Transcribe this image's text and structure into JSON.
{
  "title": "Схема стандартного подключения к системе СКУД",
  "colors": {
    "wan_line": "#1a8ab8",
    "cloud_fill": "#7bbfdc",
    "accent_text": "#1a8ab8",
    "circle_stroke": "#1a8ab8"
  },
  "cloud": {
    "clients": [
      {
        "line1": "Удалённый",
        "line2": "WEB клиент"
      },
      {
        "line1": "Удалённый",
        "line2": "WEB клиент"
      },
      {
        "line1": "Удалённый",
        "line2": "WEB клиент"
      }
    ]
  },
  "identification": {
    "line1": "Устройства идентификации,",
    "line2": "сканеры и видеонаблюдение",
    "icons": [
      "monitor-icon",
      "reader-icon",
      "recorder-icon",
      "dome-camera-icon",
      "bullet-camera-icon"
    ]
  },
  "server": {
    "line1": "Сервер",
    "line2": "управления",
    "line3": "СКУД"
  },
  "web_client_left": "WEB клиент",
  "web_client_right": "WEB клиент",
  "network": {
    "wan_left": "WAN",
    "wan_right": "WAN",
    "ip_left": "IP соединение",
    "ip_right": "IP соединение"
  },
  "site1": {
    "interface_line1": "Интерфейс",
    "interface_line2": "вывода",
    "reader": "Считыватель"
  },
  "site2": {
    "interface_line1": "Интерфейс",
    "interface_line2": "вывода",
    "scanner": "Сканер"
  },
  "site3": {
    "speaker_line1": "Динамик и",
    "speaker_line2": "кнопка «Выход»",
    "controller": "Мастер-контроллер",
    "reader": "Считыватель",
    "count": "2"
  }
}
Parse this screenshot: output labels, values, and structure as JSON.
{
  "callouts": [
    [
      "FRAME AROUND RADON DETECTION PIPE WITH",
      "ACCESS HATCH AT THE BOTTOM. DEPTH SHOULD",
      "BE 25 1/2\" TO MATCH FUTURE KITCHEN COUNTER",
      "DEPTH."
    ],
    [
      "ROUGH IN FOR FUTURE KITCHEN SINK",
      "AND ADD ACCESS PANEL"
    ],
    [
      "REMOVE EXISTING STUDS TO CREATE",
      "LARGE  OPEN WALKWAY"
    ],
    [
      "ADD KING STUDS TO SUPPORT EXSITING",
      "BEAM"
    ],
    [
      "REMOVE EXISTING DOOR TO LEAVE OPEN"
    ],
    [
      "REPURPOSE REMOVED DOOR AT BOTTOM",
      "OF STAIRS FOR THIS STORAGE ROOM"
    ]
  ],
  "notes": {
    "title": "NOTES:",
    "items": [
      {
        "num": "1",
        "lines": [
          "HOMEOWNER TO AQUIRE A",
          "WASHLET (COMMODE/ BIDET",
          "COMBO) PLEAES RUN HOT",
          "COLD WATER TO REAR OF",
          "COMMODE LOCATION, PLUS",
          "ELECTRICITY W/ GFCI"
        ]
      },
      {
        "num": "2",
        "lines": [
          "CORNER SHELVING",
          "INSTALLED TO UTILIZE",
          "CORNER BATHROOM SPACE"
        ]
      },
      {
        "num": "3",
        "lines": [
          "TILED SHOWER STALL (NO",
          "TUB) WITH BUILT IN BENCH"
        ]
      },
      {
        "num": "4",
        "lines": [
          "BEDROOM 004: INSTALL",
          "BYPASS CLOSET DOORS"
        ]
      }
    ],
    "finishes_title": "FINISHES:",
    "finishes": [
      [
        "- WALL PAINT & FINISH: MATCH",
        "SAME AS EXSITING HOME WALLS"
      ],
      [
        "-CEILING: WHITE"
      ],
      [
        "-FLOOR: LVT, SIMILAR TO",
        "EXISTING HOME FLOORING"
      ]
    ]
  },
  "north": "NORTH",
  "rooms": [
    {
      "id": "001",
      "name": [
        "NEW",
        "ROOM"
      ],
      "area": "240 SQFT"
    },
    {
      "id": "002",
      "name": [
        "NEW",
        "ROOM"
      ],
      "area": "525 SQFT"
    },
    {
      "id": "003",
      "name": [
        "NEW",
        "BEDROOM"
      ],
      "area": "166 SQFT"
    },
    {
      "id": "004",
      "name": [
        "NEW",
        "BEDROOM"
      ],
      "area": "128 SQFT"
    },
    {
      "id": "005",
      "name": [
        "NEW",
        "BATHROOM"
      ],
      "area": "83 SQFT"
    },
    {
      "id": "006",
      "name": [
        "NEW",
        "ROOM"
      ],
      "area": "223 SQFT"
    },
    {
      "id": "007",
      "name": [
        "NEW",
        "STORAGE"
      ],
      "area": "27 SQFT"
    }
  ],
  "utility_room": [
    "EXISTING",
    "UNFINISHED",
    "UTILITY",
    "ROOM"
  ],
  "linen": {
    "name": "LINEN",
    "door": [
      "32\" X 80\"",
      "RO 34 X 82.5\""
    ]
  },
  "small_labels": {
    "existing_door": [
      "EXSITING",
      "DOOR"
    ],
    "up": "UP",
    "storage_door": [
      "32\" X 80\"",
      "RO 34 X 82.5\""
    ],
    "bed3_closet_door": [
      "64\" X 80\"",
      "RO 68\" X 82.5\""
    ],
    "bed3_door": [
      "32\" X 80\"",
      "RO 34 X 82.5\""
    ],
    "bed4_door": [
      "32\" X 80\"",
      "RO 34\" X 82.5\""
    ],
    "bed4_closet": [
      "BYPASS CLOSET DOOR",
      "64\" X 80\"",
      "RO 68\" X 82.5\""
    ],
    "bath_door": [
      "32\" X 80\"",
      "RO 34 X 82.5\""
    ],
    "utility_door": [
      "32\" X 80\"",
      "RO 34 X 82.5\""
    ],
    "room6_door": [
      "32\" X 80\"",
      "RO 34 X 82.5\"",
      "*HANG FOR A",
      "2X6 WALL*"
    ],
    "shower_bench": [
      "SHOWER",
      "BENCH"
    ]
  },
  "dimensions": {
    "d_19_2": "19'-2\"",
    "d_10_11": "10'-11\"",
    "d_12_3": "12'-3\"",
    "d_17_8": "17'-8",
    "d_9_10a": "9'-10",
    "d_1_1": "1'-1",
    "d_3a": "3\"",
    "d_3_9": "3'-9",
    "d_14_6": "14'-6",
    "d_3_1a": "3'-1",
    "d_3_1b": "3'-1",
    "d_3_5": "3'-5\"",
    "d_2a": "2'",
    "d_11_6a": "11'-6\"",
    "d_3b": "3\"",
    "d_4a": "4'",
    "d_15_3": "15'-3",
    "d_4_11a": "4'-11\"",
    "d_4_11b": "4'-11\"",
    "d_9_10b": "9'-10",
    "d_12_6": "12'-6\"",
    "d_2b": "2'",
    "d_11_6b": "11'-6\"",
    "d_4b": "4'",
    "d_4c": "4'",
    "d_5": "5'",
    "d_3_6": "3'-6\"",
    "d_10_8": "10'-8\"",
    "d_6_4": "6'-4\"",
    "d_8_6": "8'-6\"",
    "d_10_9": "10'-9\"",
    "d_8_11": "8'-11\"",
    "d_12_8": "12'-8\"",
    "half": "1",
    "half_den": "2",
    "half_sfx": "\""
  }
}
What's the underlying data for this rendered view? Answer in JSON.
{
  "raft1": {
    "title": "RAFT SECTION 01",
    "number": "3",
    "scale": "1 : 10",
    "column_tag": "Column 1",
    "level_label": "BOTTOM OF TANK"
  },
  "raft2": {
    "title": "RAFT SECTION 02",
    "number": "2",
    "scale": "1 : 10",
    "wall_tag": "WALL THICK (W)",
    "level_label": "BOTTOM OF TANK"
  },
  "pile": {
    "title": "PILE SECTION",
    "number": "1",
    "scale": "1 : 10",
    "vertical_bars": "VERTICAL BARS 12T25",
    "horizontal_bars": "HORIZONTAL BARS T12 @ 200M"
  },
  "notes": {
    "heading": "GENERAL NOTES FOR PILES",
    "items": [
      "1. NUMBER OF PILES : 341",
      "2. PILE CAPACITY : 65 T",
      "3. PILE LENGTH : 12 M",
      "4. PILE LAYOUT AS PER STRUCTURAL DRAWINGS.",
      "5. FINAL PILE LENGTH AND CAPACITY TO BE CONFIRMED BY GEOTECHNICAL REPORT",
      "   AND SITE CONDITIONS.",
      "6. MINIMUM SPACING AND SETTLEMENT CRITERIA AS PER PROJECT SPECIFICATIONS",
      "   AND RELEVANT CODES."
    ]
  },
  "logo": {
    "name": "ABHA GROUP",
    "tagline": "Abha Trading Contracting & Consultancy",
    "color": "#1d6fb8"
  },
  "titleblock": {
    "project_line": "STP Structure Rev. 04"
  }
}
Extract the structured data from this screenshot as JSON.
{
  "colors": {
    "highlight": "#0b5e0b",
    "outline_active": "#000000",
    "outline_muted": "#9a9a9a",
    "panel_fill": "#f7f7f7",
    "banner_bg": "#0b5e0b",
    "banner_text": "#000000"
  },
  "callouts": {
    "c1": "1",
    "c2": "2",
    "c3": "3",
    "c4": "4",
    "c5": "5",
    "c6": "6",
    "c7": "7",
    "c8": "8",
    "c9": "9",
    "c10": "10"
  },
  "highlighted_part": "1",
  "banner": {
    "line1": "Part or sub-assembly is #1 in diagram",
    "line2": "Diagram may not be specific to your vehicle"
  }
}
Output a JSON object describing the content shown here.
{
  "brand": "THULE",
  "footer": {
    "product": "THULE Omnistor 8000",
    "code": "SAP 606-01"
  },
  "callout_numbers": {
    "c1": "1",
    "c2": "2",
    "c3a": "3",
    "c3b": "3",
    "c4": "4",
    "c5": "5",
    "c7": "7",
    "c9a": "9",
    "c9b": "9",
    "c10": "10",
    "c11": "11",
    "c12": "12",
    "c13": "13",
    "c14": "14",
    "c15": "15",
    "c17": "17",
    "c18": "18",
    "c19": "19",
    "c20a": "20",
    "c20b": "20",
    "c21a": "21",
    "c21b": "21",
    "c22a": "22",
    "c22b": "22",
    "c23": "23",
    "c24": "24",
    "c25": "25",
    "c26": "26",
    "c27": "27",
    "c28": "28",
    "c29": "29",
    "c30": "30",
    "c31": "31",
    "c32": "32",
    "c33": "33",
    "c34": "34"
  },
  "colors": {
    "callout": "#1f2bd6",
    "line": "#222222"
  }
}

========================================

== What is needed ==
The answer must consist solely of the number of lines in the entries that contain the word "screenshot".

== Correct answer ==
2